(Stored dataset items)
Segment Open

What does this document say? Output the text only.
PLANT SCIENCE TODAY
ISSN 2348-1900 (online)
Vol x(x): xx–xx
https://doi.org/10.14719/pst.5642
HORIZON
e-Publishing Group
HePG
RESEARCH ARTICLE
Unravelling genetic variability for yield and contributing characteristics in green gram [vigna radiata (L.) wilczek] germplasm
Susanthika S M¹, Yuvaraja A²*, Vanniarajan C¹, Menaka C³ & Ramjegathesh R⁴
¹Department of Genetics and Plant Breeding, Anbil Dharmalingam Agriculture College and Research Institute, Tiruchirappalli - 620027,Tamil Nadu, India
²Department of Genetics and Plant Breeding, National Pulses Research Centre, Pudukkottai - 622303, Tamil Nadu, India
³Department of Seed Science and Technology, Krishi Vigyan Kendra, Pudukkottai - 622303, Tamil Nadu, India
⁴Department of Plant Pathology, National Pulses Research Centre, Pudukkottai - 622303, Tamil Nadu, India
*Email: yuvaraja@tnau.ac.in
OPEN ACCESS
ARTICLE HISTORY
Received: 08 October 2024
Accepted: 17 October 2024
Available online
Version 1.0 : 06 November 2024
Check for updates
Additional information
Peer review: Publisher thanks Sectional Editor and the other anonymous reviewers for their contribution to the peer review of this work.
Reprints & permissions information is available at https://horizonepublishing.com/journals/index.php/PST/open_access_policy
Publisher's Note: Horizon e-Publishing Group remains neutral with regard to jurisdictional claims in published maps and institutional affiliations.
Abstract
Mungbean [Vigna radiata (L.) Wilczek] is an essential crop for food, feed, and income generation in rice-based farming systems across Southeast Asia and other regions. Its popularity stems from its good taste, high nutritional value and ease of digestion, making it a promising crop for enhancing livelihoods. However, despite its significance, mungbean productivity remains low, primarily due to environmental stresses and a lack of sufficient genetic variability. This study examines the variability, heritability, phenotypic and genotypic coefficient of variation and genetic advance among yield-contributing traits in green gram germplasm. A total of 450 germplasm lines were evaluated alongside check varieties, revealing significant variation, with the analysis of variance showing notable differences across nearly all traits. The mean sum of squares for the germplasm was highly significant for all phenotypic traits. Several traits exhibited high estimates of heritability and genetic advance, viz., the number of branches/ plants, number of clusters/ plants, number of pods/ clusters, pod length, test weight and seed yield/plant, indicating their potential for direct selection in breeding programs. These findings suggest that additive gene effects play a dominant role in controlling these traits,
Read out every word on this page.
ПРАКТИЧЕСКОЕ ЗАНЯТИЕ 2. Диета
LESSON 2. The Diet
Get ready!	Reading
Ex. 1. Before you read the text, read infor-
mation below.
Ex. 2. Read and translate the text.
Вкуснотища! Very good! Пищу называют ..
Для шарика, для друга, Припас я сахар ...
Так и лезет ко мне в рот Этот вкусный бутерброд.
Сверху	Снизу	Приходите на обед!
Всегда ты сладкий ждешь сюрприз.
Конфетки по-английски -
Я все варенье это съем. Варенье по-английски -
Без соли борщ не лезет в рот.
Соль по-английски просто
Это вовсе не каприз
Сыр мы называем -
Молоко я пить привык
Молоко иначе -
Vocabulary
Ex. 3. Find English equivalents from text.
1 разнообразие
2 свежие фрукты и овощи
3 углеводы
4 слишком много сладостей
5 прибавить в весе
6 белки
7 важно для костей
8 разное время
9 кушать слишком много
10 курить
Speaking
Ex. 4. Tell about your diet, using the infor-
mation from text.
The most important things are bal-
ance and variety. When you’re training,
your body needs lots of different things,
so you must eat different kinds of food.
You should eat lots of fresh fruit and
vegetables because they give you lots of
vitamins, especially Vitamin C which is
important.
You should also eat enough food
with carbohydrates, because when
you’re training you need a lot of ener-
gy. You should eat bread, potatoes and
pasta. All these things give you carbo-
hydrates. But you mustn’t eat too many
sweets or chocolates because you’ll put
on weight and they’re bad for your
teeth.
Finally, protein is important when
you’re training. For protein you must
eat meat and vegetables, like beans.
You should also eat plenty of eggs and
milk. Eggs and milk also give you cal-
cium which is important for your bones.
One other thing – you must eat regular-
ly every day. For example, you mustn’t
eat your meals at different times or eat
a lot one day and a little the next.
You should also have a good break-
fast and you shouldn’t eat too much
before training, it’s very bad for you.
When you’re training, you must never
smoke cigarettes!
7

Segment Closed

Please output the complete data exactly.

What does this document say? Output the text only.
PLANT SCIENCE TODAY
ISSN 2348-1900 (online)
Vol x(x): xx–xx
https://doi.org/10.14719/pst.5642
HORIZON
e-Publishing Group
HePG
RESEARCH ARTICLE
Unravelling genetic variability for yield and contributing characteristics in green gram [vigna radiata (L.) wilczek] germplasm
Susanthika S M¹, Yuvaraja A²*, Vanniarajan C¹, Menaka C³ & Ramjegathesh R⁴
¹Department of Genetics and Plant Breeding, Anbil Dharmalingam Agriculture College and Research Institute, Tiruchirappalli - 620027,Tamil Nadu, India
²Department of Genetics and Plant Breeding, National Pulses Research Centre, Pudukkottai - 622303, Tamil Nadu, India
³Department of Seed Science and Technology, Krishi Vigyan Kendra, Pudukkottai - 622303, Tamil Nadu, India
⁴Department of Plant Pathology, National Pulses Research Centre, Pudukkottai - 622303, Tamil Nadu, India
*Email: yuvaraja@tnau.ac.in
OPEN ACCESS
ARTICLE HISTORY
Received: 08 October 2024
Accepted: 17 October 2024
Available online
Version 1.0 : 06 November 2024
Check for updates
Additional information
Peer review: Publisher thanks Sectional Editor and the other anonymous reviewers for their contribution to the peer review of this work.
Reprints & permissions information is available at https://horizonepublishing.com/journals/index.php/PST/open_access_policy
Publisher's Note: Horizon e-Publishing Group remains neutral with regard to jurisdictional claims in published maps and institutional affiliations.
Abstract
Mungbean [Vigna radiata (L.) Wilczek] is an essential crop for food, feed, and income generation in rice-based farming systems across Southeast Asia and other regions. Its popularity stems from its good taste, high nutritional value and ease of digestion, making it a promising crop for enhancing livelihoods. However, despite its significance, mungbean productivity remains low, primarily due to environmental stresses and a lack of sufficient genetic variability. This study examines the variability, heritability, phenotypic and genotypic coefficient of variation and genetic advance among yield-contributing traits in green gram germplasm. A total of 450 germplasm lines were evaluated alongside check varieties, revealing significant variation, with the analysis of variance showing notable differences across nearly all traits. The mean sum of squares for the germplasm was highly significant for all phenotypic traits. Several traits exhibited high estimates of heritability and genetic advance, viz., the number of branches/ plants, number of clusters/ plants, number of pods/ clusters, pod length, test weight and seed yield/plant, indicating their potential for direct selection in breeding programs. These findings suggest that additive gene effects play a dominant role in controlling these traits,
Read out every word on this page.
ПРАКТИЧЕСКОЕ ЗАНЯТИЕ 2. Диета
LESSON 2. The Diet
Get ready!	Reading
Ex. 1. Before you read the text, read infor-
mation below.
Ex. 2. Read and translate the text.
Вкуснотища! Very good! Пищу называют ..
Для шарика, для друга, Припас я сахар ...
Так и лезет ко мне в рот Этот вкусный бутерброд.
Сверху	Снизу	Приходите на обед!
Всегда ты сладкий ждешь сюрприз.
Конфетки по-английски -
Я все варенье это съем. Варенье по-английски -
Без соли борщ не лезет в рот.
Соль по-английски просто
Это вовсе не каприз
Сыр мы называем -
Молоко я пить привык
Молоко иначе -
Vocabulary
Ex. 3. Find English equivalents from text.
1 разнообразие
2 свежие фрукты и овощи
3 углеводы
4 слишком много сладостей
5 прибавить в весе
6 белки
7 важно для костей
8 разное время
9 кушать слишком много
10 курить
Speaking
Ex. 4. Tell about your diet, using the infor-
mation from text.
The most important things are bal-
ance and variety. When you’re training,
your body needs lots of different things,
so you must eat different kinds of food.
You should eat lots of fresh fruit and
vegetables because they give you lots of
vitamins, especially Vitamin C which is
important.
You should also eat enough food
with carbohydrates, because when
you’re training you need a lot of ener-
gy. You should eat bread, potatoes and
pasta. All these things give you carbo-
hydrates. But you mustn’t eat too many
sweets or chocolates because you’ll put
on weight and they’re bad for your
teeth.
Finally, protein is important when
you’re training. For protein you must
eat meat and vegetables, like beans.
You should also eat plenty of eggs and
milk. Eggs and milk also give you cal-
cium which is important for your bones.
One other thing – you must eat regular-
ly every day. For example, you mustn’t
eat your meals at different times or eat
a lot one day and a little the next.
You should also have a good break-
fast and you shouldn’t eat too much
before training, it’s very bad for you.
When you’re training, you must never
smoke cigarettes!
7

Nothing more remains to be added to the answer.